- _PROBLEM STATEMENT_
Each entry should be quoted word for word, including every mark of punctuation.

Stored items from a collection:
============

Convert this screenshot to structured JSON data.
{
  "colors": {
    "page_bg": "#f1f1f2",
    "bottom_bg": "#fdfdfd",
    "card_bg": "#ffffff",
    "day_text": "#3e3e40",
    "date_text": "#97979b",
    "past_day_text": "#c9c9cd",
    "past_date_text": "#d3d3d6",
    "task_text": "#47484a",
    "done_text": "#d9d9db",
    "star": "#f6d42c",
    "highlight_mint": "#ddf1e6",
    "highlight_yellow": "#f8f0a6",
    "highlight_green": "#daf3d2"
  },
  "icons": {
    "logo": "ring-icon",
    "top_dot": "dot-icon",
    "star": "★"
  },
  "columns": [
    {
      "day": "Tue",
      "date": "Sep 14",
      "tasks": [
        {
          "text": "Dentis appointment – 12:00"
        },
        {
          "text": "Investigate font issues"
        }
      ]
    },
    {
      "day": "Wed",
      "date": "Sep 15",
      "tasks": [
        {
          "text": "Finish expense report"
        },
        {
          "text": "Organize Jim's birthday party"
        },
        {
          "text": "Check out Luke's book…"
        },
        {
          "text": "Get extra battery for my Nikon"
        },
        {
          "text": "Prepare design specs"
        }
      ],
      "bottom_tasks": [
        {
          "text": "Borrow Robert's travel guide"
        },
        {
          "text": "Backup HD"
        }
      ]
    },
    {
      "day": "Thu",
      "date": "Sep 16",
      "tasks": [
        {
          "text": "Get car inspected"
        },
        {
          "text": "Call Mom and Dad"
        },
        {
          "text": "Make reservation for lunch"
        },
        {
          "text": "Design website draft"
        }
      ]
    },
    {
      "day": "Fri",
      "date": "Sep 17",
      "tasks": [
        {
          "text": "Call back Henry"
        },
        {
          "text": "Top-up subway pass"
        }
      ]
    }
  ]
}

============

- _WRITTEN SOLUTION_
Convert this screenshot to structured JSON data.
{
  "colors": {
    "page_bg": "#f1f1f2",
    "bottom_bg": "#fdfdfd",
    "card_bg": "#ffffff",
    "day_text": "#3e3e40",
    "date_text": "#97979b",
    "past_day_text": "#c9c9cd",
    "past_date_text": "#d3d3d6",
    "task_text": "#47484a",
    "done_text": "#d9d9db",
    "star": "#f6d42c",
    "highlight_mint": "#ddf1e6",
    "highlight_yellow": "#f8f0a6",
    "highlight_green": "#daf3d2"
  },
  "icons": {
    "logo": "ring-icon",
    "top_dot": "dot-icon",
    "star": "★"
  },
  "columns": [
    {
      "day": "Tue",
      "date": "Sep 14",
      "tasks": [
        {
          "text": "Dentis appointment – 12:00"
        },
        {
          "text": "Investigate font issues"
        }
      ]
    },
    {
      "day": "Wed",
      "date": "Sep 15",
      "tasks": [
        {
          "text": "Finish expense report"
        },
        {
          "text": "Organize Jim's birthday party"
        },
        {
          "text": "Check out Luke's book…"
        },
        {
          "text": "Get extra battery for my Nikon"
        },
        {
          "text": "Prepare design specs"
        }
      ],
      "bottom_tasks": [
        {
          "text": "Borrow Robert's travel guide"
        },
        {
          "text": "Backup HD"
        }
      ]
    },
    {
      "day": "Thu",
      "date": "Sep 16",
      "tasks": [
        {
          "text": "Get car inspected"
        },
        {
          "text": "Call Mom and Dad"
        },
        {
          "text": "Make reservation for lunch"
        },
        {
          "text": "Design website draft"
        }
      ]
    },
    {
      "day": "Fri",
      "date": "Sep 17",
      "tasks": [
        {
          "text": "Call back Henry"
        },
        {
          "text": "Top-up subway pass"
        }
      ]
    }
  ]
}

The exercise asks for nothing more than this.